*WHAT THE TASK REQUIRES*: Copy out each line of the data holding "creature".

*GIVEN ENTRIES*:

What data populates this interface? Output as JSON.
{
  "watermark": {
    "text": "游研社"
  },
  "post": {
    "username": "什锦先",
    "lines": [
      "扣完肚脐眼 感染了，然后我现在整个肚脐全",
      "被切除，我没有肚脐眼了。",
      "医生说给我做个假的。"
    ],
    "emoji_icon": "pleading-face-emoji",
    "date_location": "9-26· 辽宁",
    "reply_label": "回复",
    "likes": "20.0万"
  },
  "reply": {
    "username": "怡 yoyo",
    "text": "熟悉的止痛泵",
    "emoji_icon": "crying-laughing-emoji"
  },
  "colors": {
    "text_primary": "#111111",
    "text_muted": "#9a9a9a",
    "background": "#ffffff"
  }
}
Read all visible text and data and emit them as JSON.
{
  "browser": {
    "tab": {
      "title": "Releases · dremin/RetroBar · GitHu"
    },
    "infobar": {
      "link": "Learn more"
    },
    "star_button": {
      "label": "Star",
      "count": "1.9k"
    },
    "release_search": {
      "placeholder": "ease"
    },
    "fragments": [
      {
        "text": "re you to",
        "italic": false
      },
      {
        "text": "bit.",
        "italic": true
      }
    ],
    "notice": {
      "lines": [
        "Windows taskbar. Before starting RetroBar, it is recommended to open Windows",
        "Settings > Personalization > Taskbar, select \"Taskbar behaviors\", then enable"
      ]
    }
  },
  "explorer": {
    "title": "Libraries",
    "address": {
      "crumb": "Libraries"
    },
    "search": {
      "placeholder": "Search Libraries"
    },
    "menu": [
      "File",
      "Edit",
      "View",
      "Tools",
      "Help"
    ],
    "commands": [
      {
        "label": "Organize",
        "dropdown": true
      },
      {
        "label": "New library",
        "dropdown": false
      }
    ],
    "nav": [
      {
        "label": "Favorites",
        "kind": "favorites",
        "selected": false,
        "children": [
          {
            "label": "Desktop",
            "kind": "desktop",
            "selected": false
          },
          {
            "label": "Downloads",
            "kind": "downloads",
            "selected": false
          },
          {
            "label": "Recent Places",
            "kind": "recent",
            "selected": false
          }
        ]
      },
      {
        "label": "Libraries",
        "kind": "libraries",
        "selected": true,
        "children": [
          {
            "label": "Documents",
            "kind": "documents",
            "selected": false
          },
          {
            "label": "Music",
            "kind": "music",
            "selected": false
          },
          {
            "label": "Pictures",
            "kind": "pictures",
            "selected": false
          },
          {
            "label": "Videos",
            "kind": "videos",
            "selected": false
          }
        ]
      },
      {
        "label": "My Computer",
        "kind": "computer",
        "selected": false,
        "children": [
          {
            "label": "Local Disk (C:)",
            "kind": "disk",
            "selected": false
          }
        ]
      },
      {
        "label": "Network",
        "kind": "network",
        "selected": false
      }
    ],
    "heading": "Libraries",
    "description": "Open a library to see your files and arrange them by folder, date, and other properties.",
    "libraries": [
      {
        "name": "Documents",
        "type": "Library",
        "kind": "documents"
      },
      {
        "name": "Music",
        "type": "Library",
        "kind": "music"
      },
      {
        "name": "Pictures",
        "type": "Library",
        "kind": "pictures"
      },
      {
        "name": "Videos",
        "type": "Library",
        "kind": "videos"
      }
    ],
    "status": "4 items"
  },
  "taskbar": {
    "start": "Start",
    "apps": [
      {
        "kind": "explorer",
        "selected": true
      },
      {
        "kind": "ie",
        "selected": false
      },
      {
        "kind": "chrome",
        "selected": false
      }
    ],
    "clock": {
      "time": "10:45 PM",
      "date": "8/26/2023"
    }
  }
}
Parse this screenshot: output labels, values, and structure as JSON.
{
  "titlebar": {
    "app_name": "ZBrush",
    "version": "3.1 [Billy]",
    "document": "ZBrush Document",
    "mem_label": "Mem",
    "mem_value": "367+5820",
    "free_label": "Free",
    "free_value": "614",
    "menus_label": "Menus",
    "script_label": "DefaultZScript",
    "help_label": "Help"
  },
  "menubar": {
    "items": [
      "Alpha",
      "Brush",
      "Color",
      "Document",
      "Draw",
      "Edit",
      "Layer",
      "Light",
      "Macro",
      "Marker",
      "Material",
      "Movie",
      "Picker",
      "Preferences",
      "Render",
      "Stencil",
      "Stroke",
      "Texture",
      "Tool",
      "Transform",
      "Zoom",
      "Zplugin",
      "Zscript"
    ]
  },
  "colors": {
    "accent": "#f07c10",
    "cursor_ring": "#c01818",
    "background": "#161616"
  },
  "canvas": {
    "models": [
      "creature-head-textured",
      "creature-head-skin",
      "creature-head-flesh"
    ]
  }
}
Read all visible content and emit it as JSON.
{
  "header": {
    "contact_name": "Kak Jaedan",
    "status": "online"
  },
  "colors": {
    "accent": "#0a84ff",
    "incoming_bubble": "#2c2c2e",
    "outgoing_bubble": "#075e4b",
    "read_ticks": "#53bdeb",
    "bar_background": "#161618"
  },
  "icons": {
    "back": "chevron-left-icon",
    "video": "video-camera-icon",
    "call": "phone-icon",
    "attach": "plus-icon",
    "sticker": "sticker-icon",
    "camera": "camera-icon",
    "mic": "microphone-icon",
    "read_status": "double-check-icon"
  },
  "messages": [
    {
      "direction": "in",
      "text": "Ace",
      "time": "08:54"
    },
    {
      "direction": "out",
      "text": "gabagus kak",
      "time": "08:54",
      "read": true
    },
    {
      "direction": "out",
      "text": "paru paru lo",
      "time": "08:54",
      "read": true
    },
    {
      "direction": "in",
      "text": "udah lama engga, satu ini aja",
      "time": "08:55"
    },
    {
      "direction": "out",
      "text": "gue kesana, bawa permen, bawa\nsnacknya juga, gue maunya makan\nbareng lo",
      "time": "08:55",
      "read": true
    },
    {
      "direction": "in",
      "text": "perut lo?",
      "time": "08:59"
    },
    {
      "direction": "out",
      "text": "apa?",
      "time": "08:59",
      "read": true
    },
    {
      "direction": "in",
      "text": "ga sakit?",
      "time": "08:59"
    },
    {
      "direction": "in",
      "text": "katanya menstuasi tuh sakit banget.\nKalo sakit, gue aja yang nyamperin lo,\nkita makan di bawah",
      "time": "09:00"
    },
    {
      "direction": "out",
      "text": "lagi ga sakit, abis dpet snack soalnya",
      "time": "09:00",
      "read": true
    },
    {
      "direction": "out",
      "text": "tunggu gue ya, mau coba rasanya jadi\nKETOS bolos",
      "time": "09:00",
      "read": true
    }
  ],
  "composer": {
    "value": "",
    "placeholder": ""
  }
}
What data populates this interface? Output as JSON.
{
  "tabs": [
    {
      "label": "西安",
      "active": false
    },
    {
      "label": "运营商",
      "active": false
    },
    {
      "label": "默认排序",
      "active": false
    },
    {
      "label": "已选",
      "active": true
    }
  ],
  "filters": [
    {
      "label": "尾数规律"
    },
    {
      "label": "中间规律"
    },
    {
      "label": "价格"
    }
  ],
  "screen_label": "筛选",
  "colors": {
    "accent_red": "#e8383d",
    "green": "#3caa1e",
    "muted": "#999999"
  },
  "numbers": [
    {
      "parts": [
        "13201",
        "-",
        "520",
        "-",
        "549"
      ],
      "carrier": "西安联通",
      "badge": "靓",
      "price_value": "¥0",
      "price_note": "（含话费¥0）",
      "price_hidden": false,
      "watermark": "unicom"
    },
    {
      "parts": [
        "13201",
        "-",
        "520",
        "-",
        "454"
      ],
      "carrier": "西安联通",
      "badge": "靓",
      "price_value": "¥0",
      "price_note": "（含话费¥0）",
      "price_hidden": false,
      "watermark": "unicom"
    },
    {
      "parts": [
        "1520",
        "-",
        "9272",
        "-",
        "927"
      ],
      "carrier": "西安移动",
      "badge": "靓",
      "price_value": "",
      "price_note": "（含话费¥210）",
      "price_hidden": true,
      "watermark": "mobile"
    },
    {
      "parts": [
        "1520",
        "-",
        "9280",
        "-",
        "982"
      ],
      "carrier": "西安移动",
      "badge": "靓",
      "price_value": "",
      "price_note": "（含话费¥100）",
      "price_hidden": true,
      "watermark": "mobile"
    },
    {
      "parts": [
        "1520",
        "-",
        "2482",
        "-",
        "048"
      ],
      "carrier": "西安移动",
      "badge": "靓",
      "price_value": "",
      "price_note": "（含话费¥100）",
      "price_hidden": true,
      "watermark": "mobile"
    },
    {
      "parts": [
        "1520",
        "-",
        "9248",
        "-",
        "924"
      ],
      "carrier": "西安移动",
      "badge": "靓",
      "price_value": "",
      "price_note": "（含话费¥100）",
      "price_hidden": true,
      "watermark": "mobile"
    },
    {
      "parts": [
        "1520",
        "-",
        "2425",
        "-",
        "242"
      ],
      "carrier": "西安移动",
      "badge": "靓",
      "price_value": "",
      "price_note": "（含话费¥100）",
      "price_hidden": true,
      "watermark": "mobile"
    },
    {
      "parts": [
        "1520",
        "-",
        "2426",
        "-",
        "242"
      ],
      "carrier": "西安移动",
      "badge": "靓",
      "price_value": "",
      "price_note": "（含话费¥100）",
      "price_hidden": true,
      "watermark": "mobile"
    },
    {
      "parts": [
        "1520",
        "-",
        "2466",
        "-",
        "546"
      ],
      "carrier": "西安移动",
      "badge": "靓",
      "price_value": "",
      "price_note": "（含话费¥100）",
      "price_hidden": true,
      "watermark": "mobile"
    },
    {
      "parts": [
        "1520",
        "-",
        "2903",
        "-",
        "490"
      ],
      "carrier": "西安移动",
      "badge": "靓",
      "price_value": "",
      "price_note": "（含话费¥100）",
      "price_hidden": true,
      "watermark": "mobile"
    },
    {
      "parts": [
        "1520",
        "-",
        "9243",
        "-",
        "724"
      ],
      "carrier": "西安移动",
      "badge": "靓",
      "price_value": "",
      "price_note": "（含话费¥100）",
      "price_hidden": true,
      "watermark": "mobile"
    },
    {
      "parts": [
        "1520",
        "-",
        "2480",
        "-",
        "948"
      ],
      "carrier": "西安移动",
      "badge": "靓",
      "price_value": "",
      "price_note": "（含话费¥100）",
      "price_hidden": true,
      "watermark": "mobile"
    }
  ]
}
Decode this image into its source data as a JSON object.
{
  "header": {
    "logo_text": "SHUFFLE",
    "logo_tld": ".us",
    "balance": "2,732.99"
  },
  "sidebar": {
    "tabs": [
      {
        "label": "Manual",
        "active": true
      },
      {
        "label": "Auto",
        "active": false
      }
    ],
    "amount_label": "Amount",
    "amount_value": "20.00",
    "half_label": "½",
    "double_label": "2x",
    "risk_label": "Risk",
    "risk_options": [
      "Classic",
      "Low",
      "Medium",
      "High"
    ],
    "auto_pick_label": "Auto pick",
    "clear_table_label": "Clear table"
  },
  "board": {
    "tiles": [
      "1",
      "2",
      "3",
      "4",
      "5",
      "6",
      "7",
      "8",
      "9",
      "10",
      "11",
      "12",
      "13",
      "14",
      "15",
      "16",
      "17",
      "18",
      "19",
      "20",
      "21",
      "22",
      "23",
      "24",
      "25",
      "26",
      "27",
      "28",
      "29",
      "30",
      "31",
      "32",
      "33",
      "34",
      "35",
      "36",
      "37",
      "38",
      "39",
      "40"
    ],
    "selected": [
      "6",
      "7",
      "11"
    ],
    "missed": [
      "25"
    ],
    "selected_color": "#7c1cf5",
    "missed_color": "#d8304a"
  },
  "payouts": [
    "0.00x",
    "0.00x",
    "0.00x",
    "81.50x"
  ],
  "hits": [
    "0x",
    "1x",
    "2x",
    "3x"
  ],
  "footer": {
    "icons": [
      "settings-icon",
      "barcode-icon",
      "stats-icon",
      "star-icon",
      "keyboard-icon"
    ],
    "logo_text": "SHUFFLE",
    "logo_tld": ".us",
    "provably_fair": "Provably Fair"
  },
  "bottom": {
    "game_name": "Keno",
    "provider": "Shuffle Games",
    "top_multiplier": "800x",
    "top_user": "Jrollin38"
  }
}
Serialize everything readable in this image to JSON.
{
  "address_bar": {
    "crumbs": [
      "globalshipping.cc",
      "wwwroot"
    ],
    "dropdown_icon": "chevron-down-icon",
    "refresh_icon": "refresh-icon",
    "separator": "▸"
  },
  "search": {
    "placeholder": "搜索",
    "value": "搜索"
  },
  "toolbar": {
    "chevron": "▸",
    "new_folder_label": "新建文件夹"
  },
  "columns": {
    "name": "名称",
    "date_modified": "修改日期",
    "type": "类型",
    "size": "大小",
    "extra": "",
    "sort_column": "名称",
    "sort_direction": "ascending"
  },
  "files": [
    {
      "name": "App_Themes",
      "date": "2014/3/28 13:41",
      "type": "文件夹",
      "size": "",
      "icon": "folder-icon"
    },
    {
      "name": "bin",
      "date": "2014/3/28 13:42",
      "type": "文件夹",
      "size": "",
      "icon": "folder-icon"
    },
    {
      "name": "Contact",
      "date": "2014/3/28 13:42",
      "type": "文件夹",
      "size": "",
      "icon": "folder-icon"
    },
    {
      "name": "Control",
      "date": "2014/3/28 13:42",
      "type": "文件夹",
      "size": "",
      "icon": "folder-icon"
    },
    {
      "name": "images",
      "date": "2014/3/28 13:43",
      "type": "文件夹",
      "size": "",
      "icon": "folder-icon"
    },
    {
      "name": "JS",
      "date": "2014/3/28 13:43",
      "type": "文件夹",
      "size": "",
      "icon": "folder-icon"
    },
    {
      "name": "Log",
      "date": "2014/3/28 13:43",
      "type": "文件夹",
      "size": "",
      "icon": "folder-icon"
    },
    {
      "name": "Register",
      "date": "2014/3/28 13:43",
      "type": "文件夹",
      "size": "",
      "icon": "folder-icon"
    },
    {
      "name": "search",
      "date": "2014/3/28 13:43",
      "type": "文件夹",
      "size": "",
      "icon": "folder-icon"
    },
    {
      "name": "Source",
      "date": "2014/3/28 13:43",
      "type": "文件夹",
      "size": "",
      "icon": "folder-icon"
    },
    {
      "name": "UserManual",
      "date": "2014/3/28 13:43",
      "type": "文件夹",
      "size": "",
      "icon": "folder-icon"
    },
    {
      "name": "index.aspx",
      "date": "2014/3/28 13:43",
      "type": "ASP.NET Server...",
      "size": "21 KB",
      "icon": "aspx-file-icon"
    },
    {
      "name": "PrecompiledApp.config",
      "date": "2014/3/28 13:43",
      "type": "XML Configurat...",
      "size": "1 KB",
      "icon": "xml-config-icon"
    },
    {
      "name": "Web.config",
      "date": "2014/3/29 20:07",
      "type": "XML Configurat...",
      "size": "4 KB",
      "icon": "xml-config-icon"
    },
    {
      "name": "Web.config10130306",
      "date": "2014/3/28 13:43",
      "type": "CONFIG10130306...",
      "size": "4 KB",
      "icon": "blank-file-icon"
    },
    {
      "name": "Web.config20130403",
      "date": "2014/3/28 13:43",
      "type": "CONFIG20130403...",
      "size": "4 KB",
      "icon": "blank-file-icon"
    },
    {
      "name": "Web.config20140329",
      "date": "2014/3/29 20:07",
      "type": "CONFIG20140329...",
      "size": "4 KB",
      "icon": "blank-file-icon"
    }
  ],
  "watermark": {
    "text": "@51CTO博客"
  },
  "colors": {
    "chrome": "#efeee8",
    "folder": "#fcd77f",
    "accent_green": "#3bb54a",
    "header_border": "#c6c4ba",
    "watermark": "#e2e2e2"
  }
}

*COMPLETED EXERCISE*:
      "creature-head-textured",
      "creature-head-skin",
      "creature-head-flesh"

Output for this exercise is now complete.